____ Data provided

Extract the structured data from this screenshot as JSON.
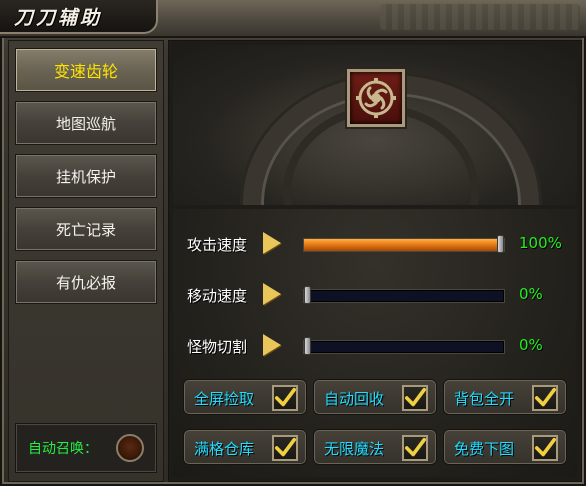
{
  "window": {
    "title": "刀刀辅助"
  },
  "sidebar": {
    "items": [
      {
        "label": "变速齿轮",
        "active": true
      },
      {
        "label": "地图巡航",
        "active": false
      },
      {
        "label": "挂机保护",
        "active": false
      },
      {
        "label": "死亡记录",
        "active": false
      },
      {
        "label": "有仇必报",
        "active": false
      }
    ],
    "auto_summon": {
      "label": "自动召唤：",
      "state": "off"
    }
  },
  "main": {
    "emblem_icon": "gear-icon",
    "sliders": [
      {
        "label": "攻击速度",
        "value_text": "100%",
        "value": 100
      },
      {
        "label": "移动速度",
        "value_text": "0%",
        "value": 0
      },
      {
        "label": "怪物切割",
        "value_text": "0%",
        "value": 0
      }
    ],
    "options": [
      {
        "label": "全屏捡取",
        "checked": true
      },
      {
        "label": "自动回收",
        "checked": true
      },
      {
        "label": "背包全开",
        "checked": true
      },
      {
        "label": "满格仓库",
        "checked": true
      },
      {
        "label": "无限魔法",
        "checked": true
      },
      {
        "label": "免费下图",
        "checked": true
      }
    ]
  },
  "colors": {
    "active_nav_text": "#ffe400",
    "option_text": "#22ddff",
    "percent_text": "#22ee22",
    "slider_fill": "#e07010",
    "auto_summon_text": "#22ee44"
  }
}
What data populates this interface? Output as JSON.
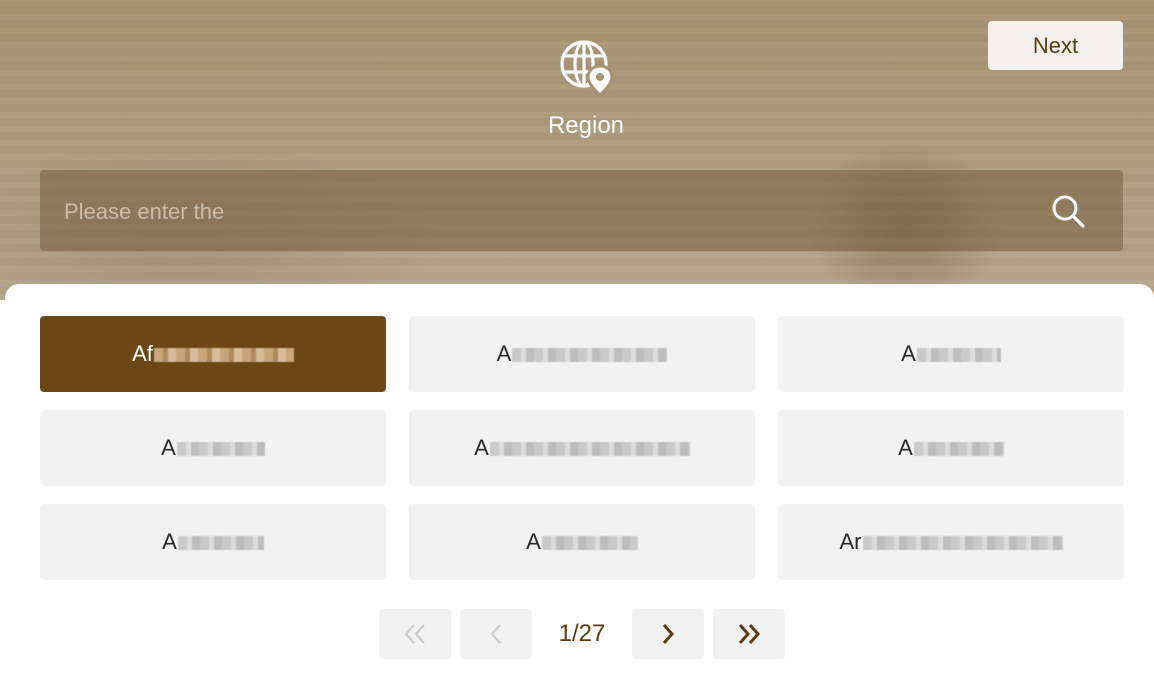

________

* [Objective] Set the listing down in full and exactly. Pictures within it should not appear in the copy.

* [Solution for this problem]
Extract the structured data from this screenshot as JSON.
{
  "window": {
    "title": "刀刀辅助"
  },
  "sidebar": {
    "items": [
      {
        "label": "变速齿轮",
        "active": true
      },
      {
        "label": "地图巡航",
        "active": false
      },
      {
        "label": "挂机保护",
        "active": false
      },
      {
        "label": "死亡记录",
        "active": false
      },
      {
        "label": "有仇必报",
        "active": false
      }
    ],
    "auto_summon": {
      "label": "自动召唤：",
      "state": "off"
    }
  },
  "main": {
    "emblem_icon": "gear-icon",
    "sliders": [
      {
        "label": "攻击速度",
        "value_text": "100%",
        "value": 100
      },
      {
        "label": "移动速度",
        "value_text": "0%",
        "value": 0
      },
      {
        "label": "怪物切割",
        "value_text": "0%",
        "value": 0
      }
    ],
    "options": [
      {
        "label": "全屏捡取",
        "checked": true
      },
      {
        "label": "自动回收",
        "checked": true
      },
      {
        "label": "背包全开",
        "checked": true
      },
      {
        "label": "满格仓库",
        "checked": true
      },
      {
        "label": "无限魔法",
        "checked": true
      },
      {
        "label": "免费下图",
        "checked": true
      }
    ]
  },
  "colors": {
    "active_nav_text": "#ffe400",
    "option_text": "#22ddff",
    "percent_text": "#22ee22",
    "slider_fill": "#e07010",
    "auto_summon_text": "#22ee44"
  }
}
What data populates this interface? Output as JSON.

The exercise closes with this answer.